DIRECTIONS: From the entries that follow, list every line in which the string "here" appears.

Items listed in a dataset
★ ★ ★ ★ ★
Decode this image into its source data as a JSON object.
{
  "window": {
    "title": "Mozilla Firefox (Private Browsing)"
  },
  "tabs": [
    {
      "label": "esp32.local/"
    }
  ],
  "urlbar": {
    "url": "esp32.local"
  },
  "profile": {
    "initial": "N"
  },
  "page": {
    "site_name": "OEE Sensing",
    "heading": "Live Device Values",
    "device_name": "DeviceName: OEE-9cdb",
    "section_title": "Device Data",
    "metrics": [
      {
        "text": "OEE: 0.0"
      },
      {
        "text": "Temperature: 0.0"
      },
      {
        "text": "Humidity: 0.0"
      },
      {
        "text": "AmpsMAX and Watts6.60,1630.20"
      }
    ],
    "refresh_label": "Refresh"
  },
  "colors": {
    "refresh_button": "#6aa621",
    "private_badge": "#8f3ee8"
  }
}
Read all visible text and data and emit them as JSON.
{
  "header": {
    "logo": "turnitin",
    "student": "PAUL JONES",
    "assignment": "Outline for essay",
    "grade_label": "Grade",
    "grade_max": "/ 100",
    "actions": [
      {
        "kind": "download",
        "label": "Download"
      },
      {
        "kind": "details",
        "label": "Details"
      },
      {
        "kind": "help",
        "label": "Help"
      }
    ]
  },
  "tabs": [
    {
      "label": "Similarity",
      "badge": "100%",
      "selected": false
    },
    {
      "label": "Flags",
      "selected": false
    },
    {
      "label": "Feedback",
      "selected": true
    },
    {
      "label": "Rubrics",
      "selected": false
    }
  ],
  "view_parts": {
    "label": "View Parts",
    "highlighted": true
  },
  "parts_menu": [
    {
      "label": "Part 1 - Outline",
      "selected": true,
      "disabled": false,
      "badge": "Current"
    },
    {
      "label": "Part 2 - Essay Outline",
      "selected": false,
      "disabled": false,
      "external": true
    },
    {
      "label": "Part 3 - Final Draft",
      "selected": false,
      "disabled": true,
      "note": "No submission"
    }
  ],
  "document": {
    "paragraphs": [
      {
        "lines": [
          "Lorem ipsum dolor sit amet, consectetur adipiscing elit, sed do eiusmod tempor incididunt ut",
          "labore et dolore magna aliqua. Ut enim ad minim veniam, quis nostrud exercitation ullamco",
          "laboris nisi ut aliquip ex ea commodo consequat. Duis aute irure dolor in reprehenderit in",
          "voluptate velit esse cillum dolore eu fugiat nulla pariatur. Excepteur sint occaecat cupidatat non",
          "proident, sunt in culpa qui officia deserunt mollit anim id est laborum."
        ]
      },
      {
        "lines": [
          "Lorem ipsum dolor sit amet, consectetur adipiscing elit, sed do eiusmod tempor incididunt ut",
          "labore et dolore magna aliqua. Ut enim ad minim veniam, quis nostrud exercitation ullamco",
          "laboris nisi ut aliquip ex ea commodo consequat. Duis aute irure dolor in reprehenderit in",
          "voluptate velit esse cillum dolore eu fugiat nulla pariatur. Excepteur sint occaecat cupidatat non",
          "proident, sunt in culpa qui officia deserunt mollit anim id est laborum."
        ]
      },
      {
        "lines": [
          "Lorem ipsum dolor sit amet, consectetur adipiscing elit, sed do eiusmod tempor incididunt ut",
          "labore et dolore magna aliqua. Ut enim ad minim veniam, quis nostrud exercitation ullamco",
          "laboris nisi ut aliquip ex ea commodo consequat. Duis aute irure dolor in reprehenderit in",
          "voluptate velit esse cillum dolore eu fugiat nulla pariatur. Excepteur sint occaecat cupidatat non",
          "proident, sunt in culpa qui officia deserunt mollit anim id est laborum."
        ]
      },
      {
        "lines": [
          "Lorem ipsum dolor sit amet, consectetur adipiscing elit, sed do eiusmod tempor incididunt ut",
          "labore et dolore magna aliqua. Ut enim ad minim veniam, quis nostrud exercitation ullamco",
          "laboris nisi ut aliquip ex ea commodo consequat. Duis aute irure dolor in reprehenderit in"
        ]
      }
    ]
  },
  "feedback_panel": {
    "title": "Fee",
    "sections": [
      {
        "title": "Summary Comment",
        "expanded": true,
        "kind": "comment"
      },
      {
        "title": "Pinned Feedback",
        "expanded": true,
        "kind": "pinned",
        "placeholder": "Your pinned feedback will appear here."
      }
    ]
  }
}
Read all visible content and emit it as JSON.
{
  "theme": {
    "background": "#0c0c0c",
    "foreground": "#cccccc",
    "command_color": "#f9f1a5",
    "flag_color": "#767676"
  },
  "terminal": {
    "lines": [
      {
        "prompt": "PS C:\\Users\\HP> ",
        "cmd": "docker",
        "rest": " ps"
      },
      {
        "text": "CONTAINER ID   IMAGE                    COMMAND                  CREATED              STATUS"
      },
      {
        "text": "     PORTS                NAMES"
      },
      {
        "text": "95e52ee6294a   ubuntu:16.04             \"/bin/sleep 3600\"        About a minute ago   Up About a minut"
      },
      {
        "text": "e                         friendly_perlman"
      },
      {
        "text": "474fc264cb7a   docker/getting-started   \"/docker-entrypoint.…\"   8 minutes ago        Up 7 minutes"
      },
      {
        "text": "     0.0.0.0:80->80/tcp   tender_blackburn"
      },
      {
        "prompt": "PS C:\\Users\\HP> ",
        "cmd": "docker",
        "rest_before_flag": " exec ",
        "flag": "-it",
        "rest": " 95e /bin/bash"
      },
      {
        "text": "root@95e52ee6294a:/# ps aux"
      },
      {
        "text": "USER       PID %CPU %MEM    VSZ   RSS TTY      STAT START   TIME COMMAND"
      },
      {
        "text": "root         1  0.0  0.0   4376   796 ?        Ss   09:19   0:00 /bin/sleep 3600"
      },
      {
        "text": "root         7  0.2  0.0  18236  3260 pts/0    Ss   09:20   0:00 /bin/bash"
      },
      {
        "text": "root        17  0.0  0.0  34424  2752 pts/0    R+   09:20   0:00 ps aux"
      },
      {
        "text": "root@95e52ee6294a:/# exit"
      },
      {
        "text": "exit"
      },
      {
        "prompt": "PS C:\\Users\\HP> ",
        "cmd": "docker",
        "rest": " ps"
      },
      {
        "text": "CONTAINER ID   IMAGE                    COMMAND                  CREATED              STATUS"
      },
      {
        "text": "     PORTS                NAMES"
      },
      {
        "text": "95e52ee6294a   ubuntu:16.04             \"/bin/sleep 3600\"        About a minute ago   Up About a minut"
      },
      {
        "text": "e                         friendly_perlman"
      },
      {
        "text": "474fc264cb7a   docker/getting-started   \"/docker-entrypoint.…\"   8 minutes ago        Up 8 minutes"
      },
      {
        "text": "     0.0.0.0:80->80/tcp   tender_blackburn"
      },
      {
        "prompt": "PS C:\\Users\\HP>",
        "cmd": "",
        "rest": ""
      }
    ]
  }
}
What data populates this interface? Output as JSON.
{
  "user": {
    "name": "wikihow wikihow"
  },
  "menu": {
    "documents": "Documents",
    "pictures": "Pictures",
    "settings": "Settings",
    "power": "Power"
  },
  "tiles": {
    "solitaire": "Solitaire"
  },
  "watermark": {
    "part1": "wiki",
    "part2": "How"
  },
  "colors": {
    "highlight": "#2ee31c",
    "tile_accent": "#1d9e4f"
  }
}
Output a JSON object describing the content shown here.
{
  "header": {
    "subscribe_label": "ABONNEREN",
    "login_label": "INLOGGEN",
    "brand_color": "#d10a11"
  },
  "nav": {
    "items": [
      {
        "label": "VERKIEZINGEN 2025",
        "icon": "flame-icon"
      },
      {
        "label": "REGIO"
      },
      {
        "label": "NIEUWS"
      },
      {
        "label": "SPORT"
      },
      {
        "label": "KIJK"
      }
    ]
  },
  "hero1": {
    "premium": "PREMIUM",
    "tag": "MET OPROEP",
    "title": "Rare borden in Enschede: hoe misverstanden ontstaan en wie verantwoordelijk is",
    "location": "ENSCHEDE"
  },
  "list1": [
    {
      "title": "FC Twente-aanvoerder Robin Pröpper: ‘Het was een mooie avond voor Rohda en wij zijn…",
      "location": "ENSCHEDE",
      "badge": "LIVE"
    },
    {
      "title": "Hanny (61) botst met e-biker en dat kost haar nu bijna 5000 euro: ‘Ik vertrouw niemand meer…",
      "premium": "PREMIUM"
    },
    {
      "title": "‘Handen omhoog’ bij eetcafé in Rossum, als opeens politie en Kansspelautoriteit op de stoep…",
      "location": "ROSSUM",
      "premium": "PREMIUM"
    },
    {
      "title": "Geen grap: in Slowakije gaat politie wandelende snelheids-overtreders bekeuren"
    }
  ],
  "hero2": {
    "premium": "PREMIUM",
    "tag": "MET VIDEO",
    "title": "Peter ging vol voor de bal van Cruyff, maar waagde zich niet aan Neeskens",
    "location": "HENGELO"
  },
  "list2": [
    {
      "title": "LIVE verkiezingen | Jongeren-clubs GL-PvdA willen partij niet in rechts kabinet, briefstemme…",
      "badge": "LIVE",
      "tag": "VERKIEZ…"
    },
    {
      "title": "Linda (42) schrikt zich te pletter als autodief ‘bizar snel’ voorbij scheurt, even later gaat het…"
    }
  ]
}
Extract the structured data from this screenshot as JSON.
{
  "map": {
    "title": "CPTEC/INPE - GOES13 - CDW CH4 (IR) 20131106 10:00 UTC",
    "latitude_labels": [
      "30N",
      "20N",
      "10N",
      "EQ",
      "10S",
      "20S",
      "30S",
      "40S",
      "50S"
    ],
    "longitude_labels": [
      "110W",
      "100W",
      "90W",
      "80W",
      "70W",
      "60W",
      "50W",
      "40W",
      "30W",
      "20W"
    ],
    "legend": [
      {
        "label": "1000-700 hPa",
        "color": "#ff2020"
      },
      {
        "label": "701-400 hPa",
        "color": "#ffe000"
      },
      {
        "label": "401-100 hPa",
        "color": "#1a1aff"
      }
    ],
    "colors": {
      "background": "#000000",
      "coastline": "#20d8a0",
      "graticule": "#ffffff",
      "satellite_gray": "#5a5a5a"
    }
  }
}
★ ★ ★ ★ ★
OUTPUT OF THE EXERCISE:
        "placeholder": "Your pinned feedback will appear here."
Output a JSON object describing the content shown here.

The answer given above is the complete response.